> PROVIDED DATA

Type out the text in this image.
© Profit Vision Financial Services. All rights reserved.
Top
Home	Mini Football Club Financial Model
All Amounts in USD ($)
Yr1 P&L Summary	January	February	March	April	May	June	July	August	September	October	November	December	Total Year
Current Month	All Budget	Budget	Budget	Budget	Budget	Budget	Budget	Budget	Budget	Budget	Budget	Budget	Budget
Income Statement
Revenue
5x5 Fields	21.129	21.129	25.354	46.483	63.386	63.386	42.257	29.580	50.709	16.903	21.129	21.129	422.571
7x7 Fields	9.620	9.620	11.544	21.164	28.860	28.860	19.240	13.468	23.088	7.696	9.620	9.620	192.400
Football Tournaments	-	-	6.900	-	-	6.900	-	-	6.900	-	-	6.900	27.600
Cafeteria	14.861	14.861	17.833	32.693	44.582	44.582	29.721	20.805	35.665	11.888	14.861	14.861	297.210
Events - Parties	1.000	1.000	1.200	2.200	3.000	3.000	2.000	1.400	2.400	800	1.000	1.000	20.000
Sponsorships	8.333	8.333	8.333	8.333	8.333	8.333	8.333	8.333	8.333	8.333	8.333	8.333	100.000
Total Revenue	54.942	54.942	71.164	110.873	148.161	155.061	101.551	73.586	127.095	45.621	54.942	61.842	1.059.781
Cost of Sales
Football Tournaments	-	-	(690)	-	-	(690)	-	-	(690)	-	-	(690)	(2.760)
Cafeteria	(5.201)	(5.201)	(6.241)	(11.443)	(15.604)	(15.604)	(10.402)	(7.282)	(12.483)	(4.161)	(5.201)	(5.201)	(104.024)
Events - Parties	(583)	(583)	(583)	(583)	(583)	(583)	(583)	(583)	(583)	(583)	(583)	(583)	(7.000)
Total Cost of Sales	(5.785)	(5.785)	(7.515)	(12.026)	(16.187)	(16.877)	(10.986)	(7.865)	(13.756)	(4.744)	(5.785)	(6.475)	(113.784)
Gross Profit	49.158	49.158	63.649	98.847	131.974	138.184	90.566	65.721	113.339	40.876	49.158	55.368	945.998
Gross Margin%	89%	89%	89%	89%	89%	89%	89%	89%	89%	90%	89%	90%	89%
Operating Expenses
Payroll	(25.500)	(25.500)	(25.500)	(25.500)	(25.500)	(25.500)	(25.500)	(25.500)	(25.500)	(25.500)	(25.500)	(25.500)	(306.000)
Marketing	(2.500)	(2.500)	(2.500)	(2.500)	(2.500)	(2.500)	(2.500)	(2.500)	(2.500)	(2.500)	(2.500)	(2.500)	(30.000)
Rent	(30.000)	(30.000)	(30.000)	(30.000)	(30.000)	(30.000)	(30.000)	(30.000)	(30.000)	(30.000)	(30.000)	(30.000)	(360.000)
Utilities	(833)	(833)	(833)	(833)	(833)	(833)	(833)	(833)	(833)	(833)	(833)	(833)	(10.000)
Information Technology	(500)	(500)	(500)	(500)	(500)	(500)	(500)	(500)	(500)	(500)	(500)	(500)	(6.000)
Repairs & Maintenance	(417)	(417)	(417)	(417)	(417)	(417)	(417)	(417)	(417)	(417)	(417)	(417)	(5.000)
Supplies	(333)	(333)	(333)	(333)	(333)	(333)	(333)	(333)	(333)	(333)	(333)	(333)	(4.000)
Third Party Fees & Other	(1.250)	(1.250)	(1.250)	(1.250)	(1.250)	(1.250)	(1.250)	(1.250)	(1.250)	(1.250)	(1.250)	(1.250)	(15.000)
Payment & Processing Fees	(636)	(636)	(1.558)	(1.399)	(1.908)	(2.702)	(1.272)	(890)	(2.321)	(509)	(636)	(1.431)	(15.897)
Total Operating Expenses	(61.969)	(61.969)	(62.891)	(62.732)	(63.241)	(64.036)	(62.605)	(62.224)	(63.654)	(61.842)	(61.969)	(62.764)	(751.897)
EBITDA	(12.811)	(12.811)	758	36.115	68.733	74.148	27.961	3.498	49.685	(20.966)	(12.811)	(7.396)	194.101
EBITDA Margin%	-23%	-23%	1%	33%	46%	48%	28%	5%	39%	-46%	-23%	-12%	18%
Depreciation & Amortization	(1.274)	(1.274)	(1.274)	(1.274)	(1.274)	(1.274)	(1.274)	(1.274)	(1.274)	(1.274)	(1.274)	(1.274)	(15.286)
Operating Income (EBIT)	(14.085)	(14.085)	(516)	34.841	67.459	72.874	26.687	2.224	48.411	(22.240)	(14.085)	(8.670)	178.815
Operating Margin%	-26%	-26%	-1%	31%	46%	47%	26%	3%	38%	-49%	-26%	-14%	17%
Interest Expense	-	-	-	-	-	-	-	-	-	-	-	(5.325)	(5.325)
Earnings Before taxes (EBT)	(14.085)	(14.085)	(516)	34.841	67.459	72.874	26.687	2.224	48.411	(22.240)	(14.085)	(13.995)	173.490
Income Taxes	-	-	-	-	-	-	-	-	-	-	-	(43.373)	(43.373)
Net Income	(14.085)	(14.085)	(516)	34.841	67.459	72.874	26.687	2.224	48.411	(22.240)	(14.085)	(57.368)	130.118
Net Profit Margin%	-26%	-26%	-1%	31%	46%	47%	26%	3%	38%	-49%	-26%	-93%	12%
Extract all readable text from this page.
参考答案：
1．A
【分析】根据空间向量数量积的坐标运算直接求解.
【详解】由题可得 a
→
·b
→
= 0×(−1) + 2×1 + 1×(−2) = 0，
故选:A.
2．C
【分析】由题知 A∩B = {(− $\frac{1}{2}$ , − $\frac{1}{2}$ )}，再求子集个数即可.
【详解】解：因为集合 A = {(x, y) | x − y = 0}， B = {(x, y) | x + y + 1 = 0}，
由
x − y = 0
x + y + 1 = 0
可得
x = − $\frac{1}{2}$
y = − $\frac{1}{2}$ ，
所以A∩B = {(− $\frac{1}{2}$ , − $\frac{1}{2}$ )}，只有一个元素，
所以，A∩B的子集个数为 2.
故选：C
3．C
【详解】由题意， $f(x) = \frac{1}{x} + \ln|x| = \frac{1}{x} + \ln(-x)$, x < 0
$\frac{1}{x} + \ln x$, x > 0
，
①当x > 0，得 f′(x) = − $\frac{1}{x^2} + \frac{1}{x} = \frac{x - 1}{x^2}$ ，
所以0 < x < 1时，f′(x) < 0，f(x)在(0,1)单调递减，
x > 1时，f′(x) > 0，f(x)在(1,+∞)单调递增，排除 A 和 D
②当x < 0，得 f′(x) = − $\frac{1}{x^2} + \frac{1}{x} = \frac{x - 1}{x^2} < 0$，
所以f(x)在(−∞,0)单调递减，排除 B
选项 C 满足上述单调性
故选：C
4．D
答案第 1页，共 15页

> PROMPT
Using the exact wording, write out all of the records.

> THE RESULT
Type out the text in this image.
© Profit Vision Financial Services. All rights reserved.
Top
Home	Mini Football Club Financial Model
All Amounts in USD ($)
Yr1 P&L Summary	January	February	March	April	May	June	July	August	September	October	November	December	Total Year
Current Month	All Budget	Budget	Budget	Budget	Budget	Budget	Budget	Budget	Budget	Budget	Budget	Budget	Budget
Income Statement
Revenue
5x5 Fields	21.129	21.129	25.354	46.483	63.386	63.386	42.257	29.580	50.709	16.903	21.129	21.129	422.571
7x7 Fields	9.620	9.620	11.544	21.164	28.860	28.860	19.240	13.468	23.088	7.696	9.620	9.620	192.400
Football Tournaments	-	-	6.900	-	-	6.900	-	-	6.900	-	-	6.900	27.600
Cafeteria	14.861	14.861	17.833	32.693	44.582	44.582	29.721	20.805	35.665	11.888	14.861	14.861	297.210
Events - Parties	1.000	1.000	1.200	2.200	3.000	3.000	2.000	1.400	2.400	800	1.000	1.000	20.000
Sponsorships	8.333	8.333	8.333	8.333	8.333	8.333	8.333	8.333	8.333	8.333	8.333	8.333	100.000
Total Revenue	54.942	54.942	71.164	110.873	148.161	155.061	101.551	73.586	127.095	45.621	54.942	61.842	1.059.781
Cost of Sales
Football Tournaments	-	-	(690)	-	-	(690)	-	-	(690)	-	-	(690)	(2.760)
Cafeteria	(5.201)	(5.201)	(6.241)	(11.443)	(15.604)	(15.604)	(10.402)	(7.282)	(12.483)	(4.161)	(5.201)	(5.201)	(104.024)
Events - Parties	(583)	(583)	(583)	(583)	(583)	(583)	(583)	(583)	(583)	(583)	(583)	(583)	(7.000)
Total Cost of Sales	(5.785)	(5.785)	(7.515)	(12.026)	(16.187)	(16.877)	(10.986)	(7.865)	(13.756)	(4.744)	(5.785)	(6.475)	(113.784)
Gross Profit	49.158	49.158	63.649	98.847	131.974	138.184	90.566	65.721	113.339	40.876	49.158	55.368	945.998
Gross Margin%	89%	89%	89%	89%	89%	89%	89%	89%	89%	90%	89%	90%	89%
Operating Expenses
Payroll	(25.500)	(25.500)	(25.500)	(25.500)	(25.500)	(25.500)	(25.500)	(25.500)	(25.500)	(25.500)	(25.500)	(25.500)	(306.000)
Marketing	(2.500)	(2.500)	(2.500)	(2.500)	(2.500)	(2.500)	(2.500)	(2.500)	(2.500)	(2.500)	(2.500)	(2.500)	(30.000)
Rent	(30.000)	(30.000)	(30.000)	(30.000)	(30.000)	(30.000)	(30.000)	(30.000)	(30.000)	(30.000)	(30.000)	(30.000)	(360.000)
Utilities	(833)	(833)	(833)	(833)	(833)	(833)	(833)	(833)	(833)	(833)	(833)	(833)	(10.000)
Information Technology	(500)	(500)	(500)	(500)	(500)	(500)	(500)	(500)	(500)	(500)	(500)	(500)	(6.000)
Repairs & Maintenance	(417)	(417)	(417)	(417)	(417)	(417)	(417)	(417)	(417)	(417)	(417)	(417)	(5.000)
Supplies	(333)	(333)	(333)	(333)	(333)	(333)	(333)	(333)	(333)	(333)	(333)	(333)	(4.000)
Third Party Fees & Other	(1.250)	(1.250)	(1.250)	(1.250)	(1.250)	(1.250)	(1.250)	(1.250)	(1.250)	(1.250)	(1.250)	(1.250)	(15.000)
Payment & Processing Fees	(636)	(636)	(1.558)	(1.399)	(1.908)	(2.702)	(1.272)	(890)	(2.321)	(509)	(636)	(1.431)	(15.897)
Total Operating Expenses	(61.969)	(61.969)	(62.891)	(62.732)	(63.241)	(64.036)	(62.605)	(62.224)	(63.654)	(61.842)	(61.969)	(62.764)	(751.897)
EBITDA	(12.811)	(12.811)	758	36.115	68.733	74.148	27.961	3.498	49.685	(20.966)	(12.811)	(7.396)	194.101
EBITDA Margin%	-23%	-23%	1%	33%	46%	48%	28%	5%	39%	-46%	-23%	-12%	18%
Depreciation & Amortization	(1.274)	(1.274)	(1.274)	(1.274)	(1.274)	(1.274)	(1.274)	(1.274)	(1.274)	(1.274)	(1.274)	(1.274)	(15.286)
Operating Income (EBIT)	(14.085)	(14.085)	(516)	34.841	67.459	72.874	26.687	2.224	48.411	(22.240)	(14.085)	(8.670)	178.815
Operating Margin%	-26%	-26%	-1%	31%	46%	47%	26%	3%	38%	-49%	-26%	-14%	17%
Interest Expense	-	-	-	-	-	-	-	-	-	-	-	(5.325)	(5.325)
Earnings Before taxes (EBT)	(14.085)	(14.085)	(516)	34.841	67.459	72.874	26.687	2.224	48.411	(22.240)	(14.085)	(13.995)	173.490
Income Taxes	-	-	-	-	-	-	-	-	-	-	-	(43.373)	(43.373)
Net Income	(14.085)	(14.085)	(516)	34.841	67.459	72.874	26.687	2.224	48.411	(22.240)	(14.085)	(57.368)	130.118
Net Profit Margin%	-26%	-26%	-1%	31%	46%	47%	26%	3%	38%	-49%	-26%	-93%	12%
Extract all readable text from this page.
参考答案：
1．A
【分析】根据空间向量数量积的坐标运算直接求解.
【详解】由题可得 a
→
·b
→
= 0×(−1) + 2×1 + 1×(−2) = 0，
故选:A.
2．C
【分析】由题知 A∩B = {(− $\frac{1}{2}$ , − $\frac{1}{2}$ )}，再求子集个数即可.
【详解】解：因为集合 A = {(x, y) | x − y = 0}， B = {(x, y) | x + y + 1 = 0}，
由
x − y = 0
x + y + 1 = 0
可得
x = − $\frac{1}{2}$
y = − $\frac{1}{2}$ ，
所以A∩B = {(− $\frac{1}{2}$ , − $\frac{1}{2}$ )}，只有一个元素，
所以，A∩B的子集个数为 2.
故选：C
3．C
【详解】由题意， $f(x) = \frac{1}{x} + \ln|x| = \frac{1}{x} + \ln(-x)$, x < 0
$\frac{1}{x} + \ln x$, x > 0
，
①当x > 0，得 f′(x) = − $\frac{1}{x^2} + \frac{1}{x} = \frac{x - 1}{x^2}$ ，
所以0 < x < 1时，f′(x) < 0，f(x)在(0,1)单调递减，
x > 1时，f′(x) > 0，f(x)在(1,+∞)单调递增，排除 A 和 D
②当x < 0，得 f′(x) = − $\frac{1}{x^2} + \frac{1}{x} = \frac{x - 1}{x^2} < 0$，
所以f(x)在(−∞,0)单调递减，排除 B
选项 C 满足上述单调性
故选：C
4．D
答案第 1页，共 15页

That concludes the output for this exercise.